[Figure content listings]
============
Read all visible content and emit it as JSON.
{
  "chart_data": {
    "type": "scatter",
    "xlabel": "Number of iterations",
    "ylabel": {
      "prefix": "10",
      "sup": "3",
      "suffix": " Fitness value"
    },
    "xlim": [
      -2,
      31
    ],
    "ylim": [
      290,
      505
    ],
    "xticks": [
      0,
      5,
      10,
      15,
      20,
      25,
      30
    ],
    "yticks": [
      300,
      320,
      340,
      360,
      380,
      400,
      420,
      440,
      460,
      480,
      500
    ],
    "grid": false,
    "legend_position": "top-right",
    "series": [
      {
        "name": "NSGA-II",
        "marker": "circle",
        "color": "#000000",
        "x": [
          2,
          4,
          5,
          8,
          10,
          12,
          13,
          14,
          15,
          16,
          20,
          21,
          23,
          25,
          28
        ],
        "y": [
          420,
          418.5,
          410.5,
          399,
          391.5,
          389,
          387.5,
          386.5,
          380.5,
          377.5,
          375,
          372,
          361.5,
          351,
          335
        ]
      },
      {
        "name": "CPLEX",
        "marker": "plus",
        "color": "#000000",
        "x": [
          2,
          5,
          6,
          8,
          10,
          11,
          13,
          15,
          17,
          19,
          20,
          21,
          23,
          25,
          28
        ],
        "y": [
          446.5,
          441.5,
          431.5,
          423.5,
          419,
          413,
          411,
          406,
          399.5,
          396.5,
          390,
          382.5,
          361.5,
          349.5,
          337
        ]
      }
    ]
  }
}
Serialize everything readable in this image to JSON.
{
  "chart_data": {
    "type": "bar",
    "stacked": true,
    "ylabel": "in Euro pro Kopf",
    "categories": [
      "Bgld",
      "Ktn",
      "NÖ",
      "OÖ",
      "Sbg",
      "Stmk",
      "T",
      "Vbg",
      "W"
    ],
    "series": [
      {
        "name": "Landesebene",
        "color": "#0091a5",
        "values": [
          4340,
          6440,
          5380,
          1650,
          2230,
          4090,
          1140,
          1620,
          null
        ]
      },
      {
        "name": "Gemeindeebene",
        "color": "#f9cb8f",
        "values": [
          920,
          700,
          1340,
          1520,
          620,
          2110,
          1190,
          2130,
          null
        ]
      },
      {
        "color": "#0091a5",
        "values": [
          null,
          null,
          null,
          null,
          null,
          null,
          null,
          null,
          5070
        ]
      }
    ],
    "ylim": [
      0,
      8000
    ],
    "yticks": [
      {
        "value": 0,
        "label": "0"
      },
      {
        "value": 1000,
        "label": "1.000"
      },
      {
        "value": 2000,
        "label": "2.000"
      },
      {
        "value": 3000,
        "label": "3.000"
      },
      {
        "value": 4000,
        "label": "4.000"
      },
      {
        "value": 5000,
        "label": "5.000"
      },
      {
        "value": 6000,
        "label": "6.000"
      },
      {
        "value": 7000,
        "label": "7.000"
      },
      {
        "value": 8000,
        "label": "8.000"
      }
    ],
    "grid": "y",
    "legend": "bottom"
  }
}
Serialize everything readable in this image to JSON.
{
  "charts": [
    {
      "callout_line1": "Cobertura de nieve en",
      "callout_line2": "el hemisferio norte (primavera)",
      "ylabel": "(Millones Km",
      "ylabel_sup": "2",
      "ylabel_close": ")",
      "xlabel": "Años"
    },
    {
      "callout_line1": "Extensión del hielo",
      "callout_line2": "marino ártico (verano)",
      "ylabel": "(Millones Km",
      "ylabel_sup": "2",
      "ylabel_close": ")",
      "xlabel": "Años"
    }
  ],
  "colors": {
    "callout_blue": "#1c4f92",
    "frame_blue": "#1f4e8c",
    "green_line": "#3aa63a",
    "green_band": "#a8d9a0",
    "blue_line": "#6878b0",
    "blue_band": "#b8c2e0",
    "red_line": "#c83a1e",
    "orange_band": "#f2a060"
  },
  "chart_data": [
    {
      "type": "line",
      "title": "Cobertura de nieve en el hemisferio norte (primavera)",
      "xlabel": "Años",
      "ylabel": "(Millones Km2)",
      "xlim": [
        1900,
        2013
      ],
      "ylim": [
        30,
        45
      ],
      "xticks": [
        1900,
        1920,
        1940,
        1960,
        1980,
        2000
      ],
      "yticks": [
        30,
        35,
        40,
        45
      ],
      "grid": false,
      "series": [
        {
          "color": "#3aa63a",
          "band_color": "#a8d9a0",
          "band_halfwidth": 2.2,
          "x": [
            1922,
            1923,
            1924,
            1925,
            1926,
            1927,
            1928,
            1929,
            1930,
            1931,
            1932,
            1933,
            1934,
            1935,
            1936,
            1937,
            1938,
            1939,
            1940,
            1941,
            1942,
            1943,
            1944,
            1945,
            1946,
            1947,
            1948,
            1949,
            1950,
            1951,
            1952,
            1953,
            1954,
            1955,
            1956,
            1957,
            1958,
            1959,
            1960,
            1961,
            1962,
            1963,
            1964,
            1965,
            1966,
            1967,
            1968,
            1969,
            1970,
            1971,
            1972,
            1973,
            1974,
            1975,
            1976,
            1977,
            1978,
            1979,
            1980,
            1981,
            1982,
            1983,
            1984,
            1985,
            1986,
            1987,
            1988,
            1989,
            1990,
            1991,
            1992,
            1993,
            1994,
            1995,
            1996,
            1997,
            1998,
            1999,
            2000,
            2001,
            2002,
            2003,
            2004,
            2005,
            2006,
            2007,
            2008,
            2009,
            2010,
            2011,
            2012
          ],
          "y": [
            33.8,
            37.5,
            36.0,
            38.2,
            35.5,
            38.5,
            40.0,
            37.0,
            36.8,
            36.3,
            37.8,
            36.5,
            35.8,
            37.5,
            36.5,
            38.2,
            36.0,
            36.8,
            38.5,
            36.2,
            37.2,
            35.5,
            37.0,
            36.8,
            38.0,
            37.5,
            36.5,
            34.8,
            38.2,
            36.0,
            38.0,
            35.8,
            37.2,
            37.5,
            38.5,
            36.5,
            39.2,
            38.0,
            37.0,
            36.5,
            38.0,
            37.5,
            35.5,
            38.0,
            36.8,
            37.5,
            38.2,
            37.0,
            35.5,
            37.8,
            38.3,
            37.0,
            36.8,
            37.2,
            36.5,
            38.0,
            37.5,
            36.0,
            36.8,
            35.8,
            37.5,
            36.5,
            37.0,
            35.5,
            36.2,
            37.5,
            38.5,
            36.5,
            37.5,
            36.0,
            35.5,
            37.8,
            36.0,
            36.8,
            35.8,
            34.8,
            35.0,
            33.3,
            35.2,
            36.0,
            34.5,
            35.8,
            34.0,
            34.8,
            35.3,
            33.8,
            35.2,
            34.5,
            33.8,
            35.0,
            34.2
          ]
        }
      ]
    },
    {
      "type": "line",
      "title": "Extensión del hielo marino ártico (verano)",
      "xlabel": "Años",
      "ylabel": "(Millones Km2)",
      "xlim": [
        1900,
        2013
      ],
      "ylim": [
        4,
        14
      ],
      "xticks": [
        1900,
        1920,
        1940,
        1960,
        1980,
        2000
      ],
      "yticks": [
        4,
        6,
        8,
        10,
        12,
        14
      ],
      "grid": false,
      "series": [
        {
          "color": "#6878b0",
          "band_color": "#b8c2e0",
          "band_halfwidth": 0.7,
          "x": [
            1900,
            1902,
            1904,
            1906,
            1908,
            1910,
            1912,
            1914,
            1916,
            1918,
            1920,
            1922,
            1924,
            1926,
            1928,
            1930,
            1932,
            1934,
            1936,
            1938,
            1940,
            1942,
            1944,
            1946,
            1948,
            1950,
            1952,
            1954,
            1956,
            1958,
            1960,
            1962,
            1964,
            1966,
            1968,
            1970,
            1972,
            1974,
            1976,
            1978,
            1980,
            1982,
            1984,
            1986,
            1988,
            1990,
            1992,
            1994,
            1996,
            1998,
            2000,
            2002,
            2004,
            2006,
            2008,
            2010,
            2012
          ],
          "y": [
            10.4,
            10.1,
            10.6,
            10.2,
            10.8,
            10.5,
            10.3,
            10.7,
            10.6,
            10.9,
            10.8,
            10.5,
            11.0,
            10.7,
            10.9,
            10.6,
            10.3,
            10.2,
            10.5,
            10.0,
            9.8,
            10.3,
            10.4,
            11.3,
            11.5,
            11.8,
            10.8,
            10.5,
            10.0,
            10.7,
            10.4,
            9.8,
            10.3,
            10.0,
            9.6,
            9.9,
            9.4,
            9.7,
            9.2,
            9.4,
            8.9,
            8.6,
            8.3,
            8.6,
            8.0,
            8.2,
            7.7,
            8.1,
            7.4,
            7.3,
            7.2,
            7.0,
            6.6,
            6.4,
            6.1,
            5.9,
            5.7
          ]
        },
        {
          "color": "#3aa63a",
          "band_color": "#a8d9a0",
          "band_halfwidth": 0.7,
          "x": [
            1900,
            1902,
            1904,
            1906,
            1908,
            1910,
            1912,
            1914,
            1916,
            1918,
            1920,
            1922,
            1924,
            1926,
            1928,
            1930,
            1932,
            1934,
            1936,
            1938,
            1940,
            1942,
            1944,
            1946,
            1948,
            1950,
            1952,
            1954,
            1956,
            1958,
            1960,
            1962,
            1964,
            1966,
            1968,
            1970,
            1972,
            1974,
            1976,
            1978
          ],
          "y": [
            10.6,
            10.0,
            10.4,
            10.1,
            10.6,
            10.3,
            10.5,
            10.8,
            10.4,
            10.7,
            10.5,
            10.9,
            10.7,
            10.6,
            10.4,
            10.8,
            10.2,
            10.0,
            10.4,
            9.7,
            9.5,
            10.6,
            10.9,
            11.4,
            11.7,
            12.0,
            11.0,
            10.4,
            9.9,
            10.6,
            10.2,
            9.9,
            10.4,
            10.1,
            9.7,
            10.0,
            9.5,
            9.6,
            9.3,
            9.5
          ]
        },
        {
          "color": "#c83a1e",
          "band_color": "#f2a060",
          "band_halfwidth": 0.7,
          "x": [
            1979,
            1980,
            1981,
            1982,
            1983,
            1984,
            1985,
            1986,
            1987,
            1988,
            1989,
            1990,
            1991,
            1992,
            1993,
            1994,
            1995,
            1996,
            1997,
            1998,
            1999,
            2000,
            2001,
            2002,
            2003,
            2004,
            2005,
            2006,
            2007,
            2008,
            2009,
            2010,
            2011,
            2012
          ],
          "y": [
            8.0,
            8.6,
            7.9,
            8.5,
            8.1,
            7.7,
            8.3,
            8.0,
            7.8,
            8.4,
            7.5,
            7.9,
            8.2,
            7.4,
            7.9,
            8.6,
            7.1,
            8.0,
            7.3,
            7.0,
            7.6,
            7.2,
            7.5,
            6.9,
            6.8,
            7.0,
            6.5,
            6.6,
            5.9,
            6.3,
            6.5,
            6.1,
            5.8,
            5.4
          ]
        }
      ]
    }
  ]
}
============
### YOUR GOAL
Pull out every line holding "name" from the records above, and copy it.

### THE COMPLETED TASK
        "name": "NSGA-II",
        "name": "CPLEX",
        "name": "Landesebene",
        "name": "Gemeindeebene",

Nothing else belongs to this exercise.